» Problem to work on:
Write out the material below again, unchanged.

» Data rows:
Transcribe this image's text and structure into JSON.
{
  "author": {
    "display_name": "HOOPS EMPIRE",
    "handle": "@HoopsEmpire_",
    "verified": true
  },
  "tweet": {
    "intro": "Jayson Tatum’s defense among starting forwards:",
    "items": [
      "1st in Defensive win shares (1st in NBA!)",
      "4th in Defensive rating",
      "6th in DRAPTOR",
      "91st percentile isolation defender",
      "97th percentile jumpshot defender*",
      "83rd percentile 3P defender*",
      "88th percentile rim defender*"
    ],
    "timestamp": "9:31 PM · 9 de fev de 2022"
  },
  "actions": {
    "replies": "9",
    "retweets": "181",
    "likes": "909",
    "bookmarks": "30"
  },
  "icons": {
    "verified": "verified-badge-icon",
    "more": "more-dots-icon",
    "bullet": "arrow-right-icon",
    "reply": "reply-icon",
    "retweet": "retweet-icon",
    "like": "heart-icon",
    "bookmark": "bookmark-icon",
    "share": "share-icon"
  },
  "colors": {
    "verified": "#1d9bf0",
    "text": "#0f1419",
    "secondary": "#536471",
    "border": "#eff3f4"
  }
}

» Result of this exercise:
Transcribe this image's text and structure into JSON.
{
  "author": {
    "display_name": "HOOPS EMPIRE",
    "handle": "@HoopsEmpire_",
    "verified": true
  },
  "tweet": {
    "intro": "Jayson Tatum’s defense among starting forwards:",
    "items": [
      "1st in Defensive win shares (1st in NBA!)",
      "4th in Defensive rating",
      "6th in DRAPTOR",
      "91st percentile isolation defender",
      "97th percentile jumpshot defender*",
      "83rd percentile 3P defender*",
      "88th percentile rim defender*"
    ],
    "timestamp": "9:31 PM · 9 de fev de 2022"
  },
  "actions": {
    "replies": "9",
    "retweets": "181",
    "likes": "909",
    "bookmarks": "30"
  },
  "icons": {
    "verified": "verified-badge-icon",
    "more": "more-dots-icon",
    "bullet": "arrow-right-icon",
    "reply": "reply-icon",
    "retweet": "retweet-icon",
    "like": "heart-icon",
    "bookmark": "bookmark-icon",
    "share": "share-icon"
  },
  "colors": {
    "verified": "#1d9bf0",
    "text": "#0f1419",
    "secondary": "#536471",
    "border": "#eff3f4"
  }
}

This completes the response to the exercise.